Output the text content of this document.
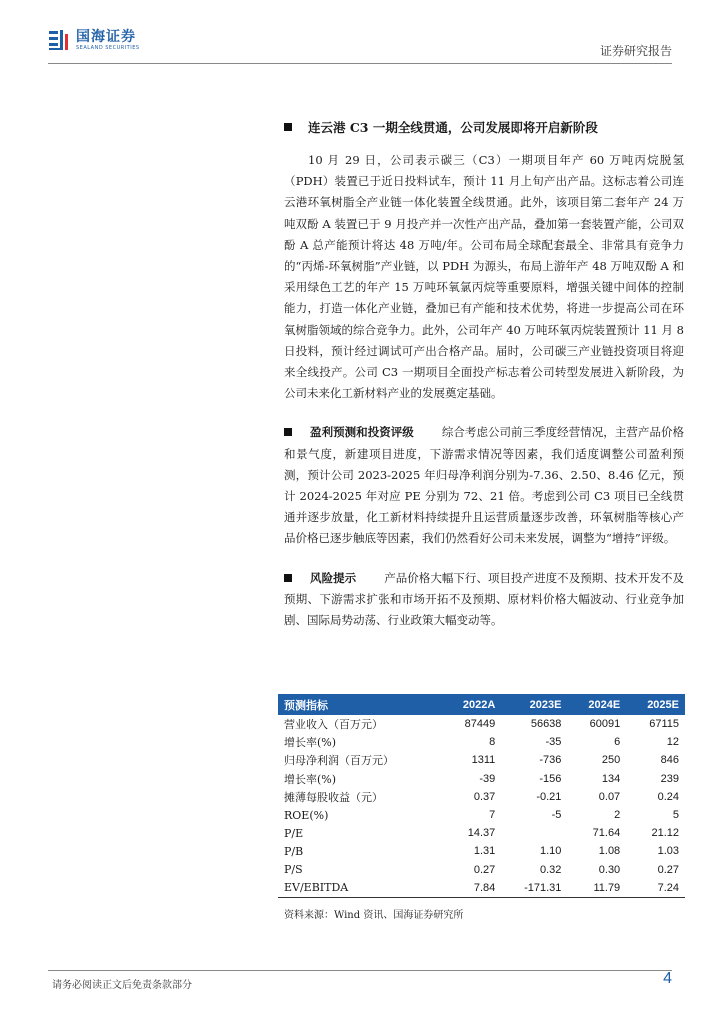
国海证券
SEALAND SECURITIES	证券研究报告
连云港 C3 一期全线贯通，公司发展即将开启新阶段

10 月 29 日，公司表示碳三（C3）一期项目年产 60 万吨丙烷脱氢（PDH）装置已于近日投料试车，预计 11 月上旬产出产品。这标志着公司连云港环氧树脂全产业链一体化装置全线贯通。此外，该项目第二套年产 24 万吨双酚 A 装置已于 9 月投产并一次性产出产品，叠加第一套装置产能，公司双酚 A 总产能预计将达 48 万吨/年。公司布局全球配套最全、非常具有竞争力的“丙烯-环氧树脂”产业链，以 PDH 为源头，布局上游年产 48 万吨双酚 A 和采用绿色工艺的年产 15 万吨环氧氯丙烷等重要原料，增强关键中间体的控制能力，打造一体化产业链，叠加已有产能和技术优势，将进一步提高公司在环氧树脂领域的综合竞争力。此外，公司年产 40 万吨环氧丙烷装置预计 11 月 8 日投料，预计经过调试可产出合格产品。届时，公司碳三产业链投资项目将迎来全线投产。公司 C3 一期项目全面投产标志着公司转型发展进入新阶段，为公司未来化工新材料产业的发展奠定基础。

盈利预测和投资评级 综合考虑公司前三季度经营情况，主营产品价格和景气度，新建项目进度，下游需求情况等因素，我们适度调整公司盈利预测，预计公司 2023-2025 年归母净利润分别为-7.36、2.50、8.46 亿元，预计 2024-2025 年对应 PE 分别为 72、21 倍。考虑到公司 C3 项目已全线贯通并逐步放量，化工新材料持续提升且运营质量逐步改善，环氧树脂等核心产品价格已逐步触底等因素，我们仍然看好公司未来发展，调整为“增持”评级。

风险提示 产品价格大幅下行、项目投产进度不及预期、技术开发不及预期、下游需求扩张和市场开拓不及预期、原材料价格大幅波动、行业竞争加剧、国际局势动荡、行业政策大幅变动等。

预测指标	2022A	2023E	2024E	2025E
营业收入（百万元）	87449	56638	60091	67115
增长率(%)	8	-35	6	12
归母净利润（百万元）	1311	-736	250	846
增长率(%)	-39	-156	134	239
摊薄每股收益（元）	0.37	-0.21	0.07	0.24
ROE(%)	7	-5	2	5
P/E	14.37		71.64	21.12
P/B	1.31	1.10	1.08	1.03
P/S	0.27	0.32	0.30	0.27
EV/EBITDA	7.84	-171.31	11.79	7.24
资料来源：Wind 资讯、国海证券研究所
请务必阅读正文后免责条款部分	4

PROBLEM REQUIREMENTS. Return all of the entries word for word, but omit the pictures.

REPLY.
Output the text content of this document.
国海证券
SEALAND SECURITIES	证券研究报告
连云港 C3 一期全线贯通，公司发展即将开启新阶段

10 月 29 日，公司表示碳三（C3）一期项目年产 60 万吨丙烷脱氢（PDH）装置已于近日投料试车，预计 11 月上旬产出产品。这标志着公司连云港环氧树脂全产业链一体化装置全线贯通。此外，该项目第二套年产 24 万吨双酚 A 装置已于 9 月投产并一次性产出产品，叠加第一套装置产能，公司双酚 A 总产能预计将达 48 万吨/年。公司布局全球配套最全、非常具有竞争力的“丙烯-环氧树脂”产业链，以 PDH 为源头，布局上游年产 48 万吨双酚 A 和采用绿色工艺的年产 15 万吨环氧氯丙烷等重要原料，增强关键中间体的控制能力，打造一体化产业链，叠加已有产能和技术优势，将进一步提高公司在环氧树脂领域的综合竞争力。此外，公司年产 40 万吨环氧丙烷装置预计 11 月 8 日投料，预计经过调试可产出合格产品。届时，公司碳三产业链投资项目将迎来全线投产。公司 C3 一期项目全面投产标志着公司转型发展进入新阶段，为公司未来化工新材料产业的发展奠定基础。

盈利预测和投资评级 综合考虑公司前三季度经营情况，主营产品价格和景气度，新建项目进度，下游需求情况等因素，我们适度调整公司盈利预测，预计公司 2023-2025 年归母净利润分别为-7.36、2.50、8.46 亿元，预计 2024-2025 年对应 PE 分别为 72、21 倍。考虑到公司 C3 项目已全线贯通并逐步放量，化工新材料持续提升且运营质量逐步改善，环氧树脂等核心产品价格已逐步触底等因素，我们仍然看好公司未来发展，调整为“增持”评级。

风险提示 产品价格大幅下行、项目投产进度不及预期、技术开发不及预期、下游需求扩张和市场开拓不及预期、原材料价格大幅波动、行业竞争加剧、国际局势动荡、行业政策大幅变动等。

预测指标	2022A	2023E	2024E	2025E
营业收入（百万元）	87449	56638	60091	67115
增长率(%)	8	-35	6	12
归母净利润（百万元）	1311	-736	250	846
增长率(%)	-39	-156	134	239
摊薄每股收益（元）	0.37	-0.21	0.07	0.24
ROE(%)	7	-5	2	5
P/E	14.37		71.64	21.12
P/B	1.31	1.10	1.08	1.03
P/S	0.27	0.32	0.30	0.27
EV/EBITDA	7.84	-171.31	11.79	7.24
资料来源：Wind 资讯、国海证券研究所
请务必阅读正文后免责条款部分	4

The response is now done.